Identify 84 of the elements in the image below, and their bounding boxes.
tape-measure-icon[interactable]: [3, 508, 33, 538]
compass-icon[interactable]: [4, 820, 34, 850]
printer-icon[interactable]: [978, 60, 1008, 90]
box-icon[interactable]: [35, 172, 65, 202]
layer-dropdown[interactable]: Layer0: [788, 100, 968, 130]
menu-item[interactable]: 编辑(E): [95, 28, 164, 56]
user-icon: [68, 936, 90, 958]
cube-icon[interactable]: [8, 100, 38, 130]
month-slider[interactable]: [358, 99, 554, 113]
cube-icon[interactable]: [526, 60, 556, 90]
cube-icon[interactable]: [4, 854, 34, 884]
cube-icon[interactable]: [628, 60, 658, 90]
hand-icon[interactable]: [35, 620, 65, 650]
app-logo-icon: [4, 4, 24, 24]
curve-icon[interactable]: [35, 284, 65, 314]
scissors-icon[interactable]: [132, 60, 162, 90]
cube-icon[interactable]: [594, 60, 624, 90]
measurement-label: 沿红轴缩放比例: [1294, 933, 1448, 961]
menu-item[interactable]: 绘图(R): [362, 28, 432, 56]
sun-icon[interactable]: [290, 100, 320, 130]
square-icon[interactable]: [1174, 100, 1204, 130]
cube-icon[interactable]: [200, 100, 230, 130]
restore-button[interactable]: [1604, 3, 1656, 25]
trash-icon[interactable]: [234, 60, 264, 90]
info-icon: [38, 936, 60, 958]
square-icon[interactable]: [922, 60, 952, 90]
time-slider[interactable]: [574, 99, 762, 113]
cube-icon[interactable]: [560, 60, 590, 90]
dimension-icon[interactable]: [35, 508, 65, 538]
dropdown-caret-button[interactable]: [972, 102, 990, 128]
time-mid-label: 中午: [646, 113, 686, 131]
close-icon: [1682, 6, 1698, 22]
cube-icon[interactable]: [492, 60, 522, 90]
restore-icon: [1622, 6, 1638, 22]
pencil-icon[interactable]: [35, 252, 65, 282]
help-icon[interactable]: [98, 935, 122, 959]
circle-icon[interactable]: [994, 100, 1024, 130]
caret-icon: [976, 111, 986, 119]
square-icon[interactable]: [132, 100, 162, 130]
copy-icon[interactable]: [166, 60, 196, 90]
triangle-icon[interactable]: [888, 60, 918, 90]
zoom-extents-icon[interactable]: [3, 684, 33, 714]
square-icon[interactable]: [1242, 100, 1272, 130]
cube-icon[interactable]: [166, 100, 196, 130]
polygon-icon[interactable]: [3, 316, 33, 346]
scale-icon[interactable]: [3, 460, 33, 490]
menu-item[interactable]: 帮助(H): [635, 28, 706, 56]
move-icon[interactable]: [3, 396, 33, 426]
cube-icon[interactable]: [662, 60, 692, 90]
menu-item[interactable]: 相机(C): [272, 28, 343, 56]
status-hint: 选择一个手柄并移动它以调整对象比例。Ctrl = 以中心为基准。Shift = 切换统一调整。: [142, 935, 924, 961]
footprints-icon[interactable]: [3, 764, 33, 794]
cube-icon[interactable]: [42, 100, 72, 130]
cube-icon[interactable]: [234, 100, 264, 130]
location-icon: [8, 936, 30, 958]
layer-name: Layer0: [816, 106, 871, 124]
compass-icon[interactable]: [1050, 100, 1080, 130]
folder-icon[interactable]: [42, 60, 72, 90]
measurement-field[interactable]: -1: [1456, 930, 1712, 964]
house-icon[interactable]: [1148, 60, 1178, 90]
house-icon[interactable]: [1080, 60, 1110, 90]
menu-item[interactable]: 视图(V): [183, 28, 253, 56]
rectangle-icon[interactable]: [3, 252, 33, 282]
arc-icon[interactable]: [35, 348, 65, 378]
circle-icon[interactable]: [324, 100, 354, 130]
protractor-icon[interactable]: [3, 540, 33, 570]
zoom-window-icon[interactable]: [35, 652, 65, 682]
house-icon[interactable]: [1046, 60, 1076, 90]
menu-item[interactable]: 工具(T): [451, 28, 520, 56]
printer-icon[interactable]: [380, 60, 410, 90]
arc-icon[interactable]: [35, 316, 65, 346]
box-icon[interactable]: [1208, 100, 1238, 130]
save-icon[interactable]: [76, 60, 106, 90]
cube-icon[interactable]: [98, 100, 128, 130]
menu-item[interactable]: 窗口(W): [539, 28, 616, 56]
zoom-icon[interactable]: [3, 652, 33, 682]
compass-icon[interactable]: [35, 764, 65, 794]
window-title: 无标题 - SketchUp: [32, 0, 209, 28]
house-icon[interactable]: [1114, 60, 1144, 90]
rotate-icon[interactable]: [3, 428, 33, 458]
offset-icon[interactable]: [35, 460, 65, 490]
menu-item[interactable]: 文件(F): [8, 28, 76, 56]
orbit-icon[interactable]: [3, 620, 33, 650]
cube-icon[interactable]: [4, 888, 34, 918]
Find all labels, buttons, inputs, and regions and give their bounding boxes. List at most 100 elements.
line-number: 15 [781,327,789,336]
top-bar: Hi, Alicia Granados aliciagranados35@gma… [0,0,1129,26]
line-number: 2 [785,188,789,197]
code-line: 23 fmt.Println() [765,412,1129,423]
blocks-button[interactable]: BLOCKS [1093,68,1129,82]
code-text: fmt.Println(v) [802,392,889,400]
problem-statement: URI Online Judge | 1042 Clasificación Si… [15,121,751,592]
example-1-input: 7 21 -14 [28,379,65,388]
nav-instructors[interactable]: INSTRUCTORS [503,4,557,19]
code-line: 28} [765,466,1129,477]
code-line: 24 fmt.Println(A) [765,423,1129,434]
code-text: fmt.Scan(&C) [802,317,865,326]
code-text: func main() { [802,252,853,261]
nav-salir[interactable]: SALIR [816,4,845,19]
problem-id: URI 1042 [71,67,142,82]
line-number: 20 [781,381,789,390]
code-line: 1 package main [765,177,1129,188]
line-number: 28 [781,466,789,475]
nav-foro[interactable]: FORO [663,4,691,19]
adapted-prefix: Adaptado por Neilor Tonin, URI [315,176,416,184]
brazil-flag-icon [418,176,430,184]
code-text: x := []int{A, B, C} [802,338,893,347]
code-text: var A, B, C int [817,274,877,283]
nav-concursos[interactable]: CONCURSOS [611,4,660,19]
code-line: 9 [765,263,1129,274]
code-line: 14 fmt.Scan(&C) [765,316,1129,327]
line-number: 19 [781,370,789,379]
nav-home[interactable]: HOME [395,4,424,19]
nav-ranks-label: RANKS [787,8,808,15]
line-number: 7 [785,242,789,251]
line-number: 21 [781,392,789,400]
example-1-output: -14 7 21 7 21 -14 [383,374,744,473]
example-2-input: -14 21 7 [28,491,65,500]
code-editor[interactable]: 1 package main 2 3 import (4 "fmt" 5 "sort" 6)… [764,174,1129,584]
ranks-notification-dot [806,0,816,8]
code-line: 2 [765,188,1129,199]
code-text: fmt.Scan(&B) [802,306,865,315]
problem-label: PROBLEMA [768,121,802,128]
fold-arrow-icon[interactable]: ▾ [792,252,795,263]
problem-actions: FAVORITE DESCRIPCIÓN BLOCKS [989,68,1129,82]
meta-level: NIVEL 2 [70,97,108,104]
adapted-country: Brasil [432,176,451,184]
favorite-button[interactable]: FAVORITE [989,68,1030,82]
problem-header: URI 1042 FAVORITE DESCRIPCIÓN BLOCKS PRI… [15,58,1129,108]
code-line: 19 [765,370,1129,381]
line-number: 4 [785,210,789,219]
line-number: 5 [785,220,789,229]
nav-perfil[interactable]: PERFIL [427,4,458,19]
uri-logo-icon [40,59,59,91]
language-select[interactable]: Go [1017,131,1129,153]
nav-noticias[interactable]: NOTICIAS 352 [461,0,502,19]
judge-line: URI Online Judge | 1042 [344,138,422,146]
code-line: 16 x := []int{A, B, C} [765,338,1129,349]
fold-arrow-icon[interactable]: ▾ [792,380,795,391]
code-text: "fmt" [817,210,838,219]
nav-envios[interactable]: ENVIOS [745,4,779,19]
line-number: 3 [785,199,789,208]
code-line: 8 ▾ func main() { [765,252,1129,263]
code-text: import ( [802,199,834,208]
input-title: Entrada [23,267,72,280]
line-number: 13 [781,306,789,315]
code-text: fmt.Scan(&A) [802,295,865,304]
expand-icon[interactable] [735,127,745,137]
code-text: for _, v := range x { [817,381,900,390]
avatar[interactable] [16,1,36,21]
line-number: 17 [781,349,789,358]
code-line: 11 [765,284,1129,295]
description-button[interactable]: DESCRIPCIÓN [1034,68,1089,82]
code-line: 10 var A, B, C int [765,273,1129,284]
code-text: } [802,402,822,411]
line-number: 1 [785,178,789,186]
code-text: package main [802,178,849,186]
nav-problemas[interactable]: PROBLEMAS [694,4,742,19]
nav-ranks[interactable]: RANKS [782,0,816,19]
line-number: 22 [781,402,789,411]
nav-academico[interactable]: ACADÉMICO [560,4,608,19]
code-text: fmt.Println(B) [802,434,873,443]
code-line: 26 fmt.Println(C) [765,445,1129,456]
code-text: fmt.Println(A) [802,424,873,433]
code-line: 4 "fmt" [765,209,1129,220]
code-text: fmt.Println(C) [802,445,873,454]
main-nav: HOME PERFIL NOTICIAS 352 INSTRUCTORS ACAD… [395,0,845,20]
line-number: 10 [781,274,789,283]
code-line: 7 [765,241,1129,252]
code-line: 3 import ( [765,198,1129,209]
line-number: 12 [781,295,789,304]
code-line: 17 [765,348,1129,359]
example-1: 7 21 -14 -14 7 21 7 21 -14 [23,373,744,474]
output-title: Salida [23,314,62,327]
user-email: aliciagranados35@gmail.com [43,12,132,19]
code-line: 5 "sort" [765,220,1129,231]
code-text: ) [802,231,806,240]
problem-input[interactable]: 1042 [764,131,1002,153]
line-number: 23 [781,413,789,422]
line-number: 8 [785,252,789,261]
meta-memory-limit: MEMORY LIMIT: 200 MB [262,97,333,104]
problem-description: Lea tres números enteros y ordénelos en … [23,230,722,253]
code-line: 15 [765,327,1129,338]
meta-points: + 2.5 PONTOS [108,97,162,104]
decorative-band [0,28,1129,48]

SHORT TASK: Copy the records from their first line through the line containing "help-icon[interactable]: [98, 935, 122, 959]", keeping each line unchanged.

WRITTEN RESPONSE:
Identify 84 of the elements in the image below, and their bounding boxes.
tape-measure-icon[interactable]: [3, 508, 33, 538]
compass-icon[interactable]: [4, 820, 34, 850]
printer-icon[interactable]: [978, 60, 1008, 90]
box-icon[interactable]: [35, 172, 65, 202]
layer-dropdown[interactable]: Layer0: [788, 100, 968, 130]
menu-item[interactable]: 编辑(E): [95, 28, 164, 56]
user-icon: [68, 936, 90, 958]
cube-icon[interactable]: [8, 100, 38, 130]
month-slider[interactable]: [358, 99, 554, 113]
cube-icon[interactable]: [526, 60, 556, 90]
cube-icon[interactable]: [4, 854, 34, 884]
cube-icon[interactable]: [628, 60, 658, 90]
hand-icon[interactable]: [35, 620, 65, 650]
app-logo-icon: [4, 4, 24, 24]
curve-icon[interactable]: [35, 284, 65, 314]
scissors-icon[interactable]: [132, 60, 162, 90]
cube-icon[interactable]: [594, 60, 624, 90]
measurement-label: 沿红轴缩放比例: [1294, 933, 1448, 961]
menu-item[interactable]: 绘图(R): [362, 28, 432, 56]
sun-icon[interactable]: [290, 100, 320, 130]
square-icon[interactable]: [1174, 100, 1204, 130]
cube-icon[interactable]: [200, 100, 230, 130]
restore-button[interactable]: [1604, 3, 1656, 25]
trash-icon[interactable]: [234, 60, 264, 90]
info-icon: [38, 936, 60, 958]
square-icon[interactable]: [922, 60, 952, 90]
time-slider[interactable]: [574, 99, 762, 113]
cube-icon[interactable]: [560, 60, 590, 90]
dimension-icon[interactable]: [35, 508, 65, 538]
dropdown-caret-button[interactable]: [972, 102, 990, 128]
time-mid-label: 中午: [646, 113, 686, 131]
close-icon: [1682, 6, 1698, 22]
cube-icon[interactable]: [492, 60, 522, 90]
restore-icon: [1622, 6, 1638, 22]
pencil-icon[interactable]: [35, 252, 65, 282]
help-icon[interactable]: [98, 935, 122, 959]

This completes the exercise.